Write out the data below exactly as given, without any of its pictures.
--- Begin ---
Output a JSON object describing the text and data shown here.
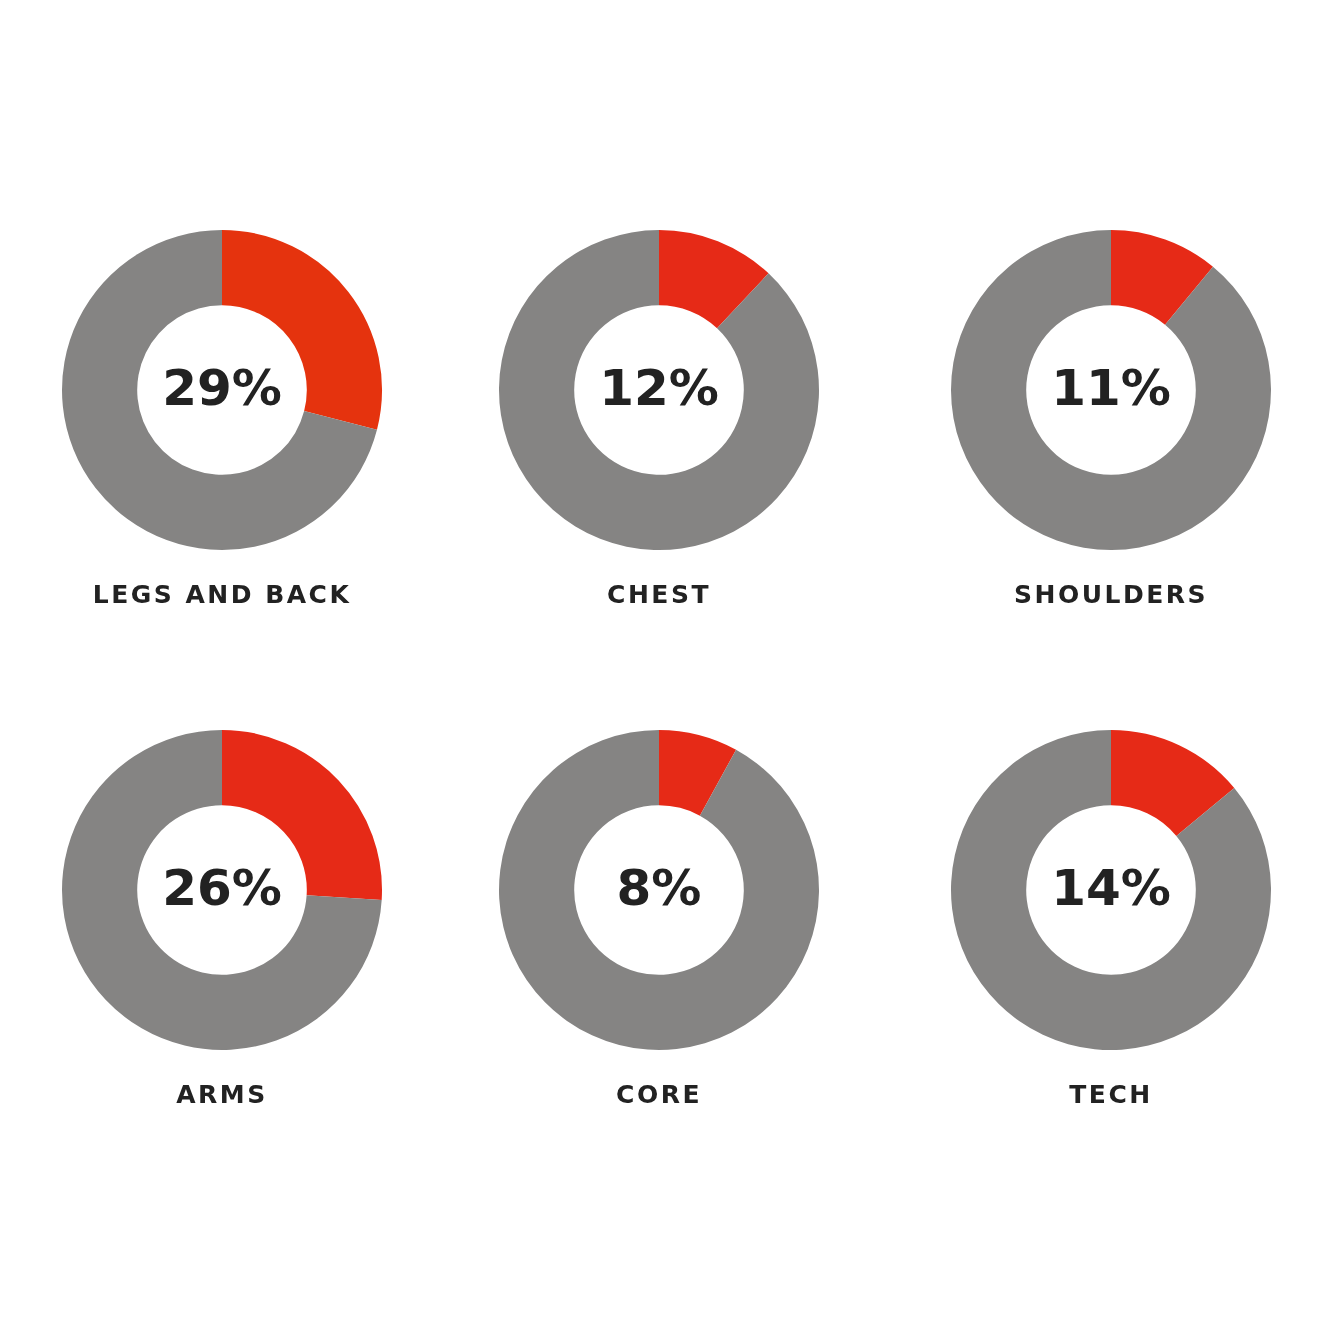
{
  "chart_data": [
    {
      "type": "donut",
      "title": "LEGS AND BACK",
      "categories": [
        null,
        null
      ],
      "values": [
        29,
        71
      ],
      "colors": [
        "#e5330e",
        "#858483"
      ],
      "value_labels": [
        "29%",
        null
      ]
    },
    {
      "type": "donut",
      "title": "CHEST",
      "categories": [
        null,
        null
      ],
      "values": [
        12,
        88
      ],
      "colors": [
        "#e62a17",
        "#858483"
      ],
      "value_labels": [
        "12%",
        null
      ]
    },
    {
      "type": "donut",
      "title": "SHOULDERS",
      "categories": [
        null,
        null
      ],
      "values": [
        11,
        89
      ],
      "colors": [
        "#e62a17",
        "#858483"
      ],
      "value_labels": [
        "11%",
        null
      ]
    },
    {
      "type": "donut",
      "title": "ARMS",
      "categories": [
        null,
        null
      ],
      "values": [
        26,
        74
      ],
      "colors": [
        "#e62a17",
        "#858483"
      ],
      "value_labels": [
        "26%",
        null
      ]
    },
    {
      "type": "donut",
      "title": "CORE",
      "categories": [
        null,
        null
      ],
      "values": [
        8,
        92
      ],
      "colors": [
        "#e62a17",
        "#858483"
      ],
      "value_labels": [
        "8%",
        null
      ]
    },
    {
      "type": "donut",
      "title": "TECH",
      "categories": [
        null,
        null
      ],
      "values": [
        14,
        86
      ],
      "colors": [
        "#e62a17",
        "#858483"
      ],
      "value_labels": [
        "14%",
        null
      ]
    }
  ]
}
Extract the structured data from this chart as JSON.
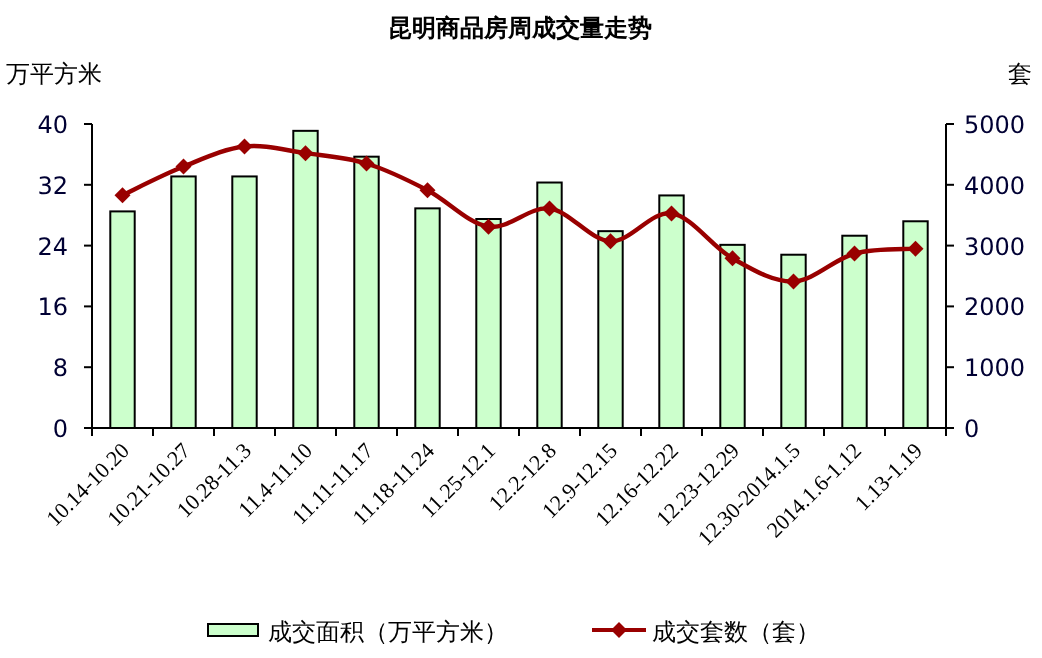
{
  "chart_data": {
    "type": "bar",
    "title": "昆明商品房周成交量走势",
    "ylabel": "万平方米",
    "y2label": "套",
    "categories": [
      "10.14-10.20",
      "10.21-10.27",
      "10.28-11.3",
      "11.4-11.10",
      "11.11-11.17",
      "11.18-11.24",
      "11.25-12.1",
      "12.2-12.8",
      "12.9-12.15",
      "12.16-12.22",
      "12.23-12.29",
      "12.30-2014.1.5",
      "2014.1.6-1.12",
      "1.13-1.19"
    ],
    "series": [
      {
        "name": "成交面积（万平方米）",
        "color": "#ccffcc",
        "values": [
          28.5,
          33.1,
          33.1,
          39.1,
          35.7,
          28.9,
          27.5,
          32.3,
          25.9,
          30.6,
          24.1,
          22.8,
          25.3,
          27.2
        ]
      },
      {
        "name": "成交套数（套）",
        "type": "line",
        "axis": "y2",
        "color": "#990000",
        "marker": "diamond",
        "values": [
          3830,
          4300,
          4630,
          4520,
          4350,
          3910,
          3310,
          3610,
          3070,
          3530,
          2790,
          2410,
          2870,
          2950
        ]
      }
    ],
    "ylim": [
      0,
      40
    ],
    "yticks": [
      0,
      8,
      16,
      24,
      32,
      40
    ],
    "y2lim": [
      0,
      5000
    ],
    "y2ticks": [
      0,
      1000,
      2000,
      3000,
      4000,
      5000
    ],
    "legend": "bottom",
    "grid": false
  }
}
--- End ---
**Exercise result**:
Output a JSON object describing the text and data shown here.
{
  "chart_data": [
    {
      "type": "donut",
      "title": "LEGS AND BACK",
      "categories": [
        null,
        null
      ],
      "values": [
        29,
        71
      ],
      "colors": [
        "#e5330e",
        "#858483"
      ],
      "value_labels": [
        "29%",
        null
      ]
    },
    {
      "type": "donut",
      "title": "CHEST",
      "categories": [
        null,
        null
      ],
      "values": [
        12,
        88
      ],
      "colors": [
        "#e62a17",
        "#858483"
      ],
      "value_labels": [
        "12%",
        null
      ]
    },
    {
      "type": "donut",
      "title": "SHOULDERS",
      "categories": [
        null,
        null
      ],
      "values": [
        11,
        89
      ],
      "colors": [
        "#e62a17",
        "#858483"
      ],
      "value_labels": [
        "11%",
        null
      ]
    },
    {
      "type": "donut",
      "title": "ARMS",
      "categories": [
        null,
        null
      ],
      "values": [
        26,
        74
      ],
      "colors": [
        "#e62a17",
        "#858483"
      ],
      "value_labels": [
        "26%",
        null
      ]
    },
    {
      "type": "donut",
      "title": "CORE",
      "categories": [
        null,
        null
      ],
      "values": [
        8,
        92
      ],
      "colors": [
        "#e62a17",
        "#858483"
      ],
      "value_labels": [
        "8%",
        null
      ]
    },
    {
      "type": "donut",
      "title": "TECH",
      "categories": [
        null,
        null
      ],
      "values": [
        14,
        86
      ],
      "colors": [
        "#e62a17",
        "#858483"
      ],
      "value_labels": [
        "14%",
        null
      ]
    }
  ]
}
Extract the structured data from this chart as JSON.
{
  "chart_data": {
    "type": "bar",
    "title": "昆明商品房周成交量走势",
    "ylabel": "万平方米",
    "y2label": "套",
    "categories": [
      "10.14-10.20",
      "10.21-10.27",
      "10.28-11.3",
      "11.4-11.10",
      "11.11-11.17",
      "11.18-11.24",
      "11.25-12.1",
      "12.2-12.8",
      "12.9-12.15",
      "12.16-12.22",
      "12.23-12.29",
      "12.30-2014.1.5",
      "2014.1.6-1.12",
      "1.13-1.19"
    ],
    "series": [
      {
        "name": "成交面积（万平方米）",
        "color": "#ccffcc",
        "values": [
          28.5,
          33.1,
          33.1,
          39.1,
          35.7,
          28.9,
          27.5,
          32.3,
          25.9,
          30.6,
          24.1,
          22.8,
          25.3,
          27.2
        ]
      },
      {
        "name": "成交套数（套）",
        "type": "line",
        "axis": "y2",
        "color": "#990000",
        "marker": "diamond",
        "values": [
          3830,
          4300,
          4630,
          4520,
          4350,
          3910,
          3310,
          3610,
          3070,
          3530,
          2790,
          2410,
          2870,
          2950
        ]
      }
    ],
    "ylim": [
      0,
      40
    ],
    "yticks": [
      0,
      8,
      16,
      24,
      32,
      40
    ],
    "y2lim": [
      0,
      5000
    ],
    "y2ticks": [
      0,
      1000,
      2000,
      3000,
      4000,
      5000
    ],
    "legend": "bottom",
    "grid": false
  }
}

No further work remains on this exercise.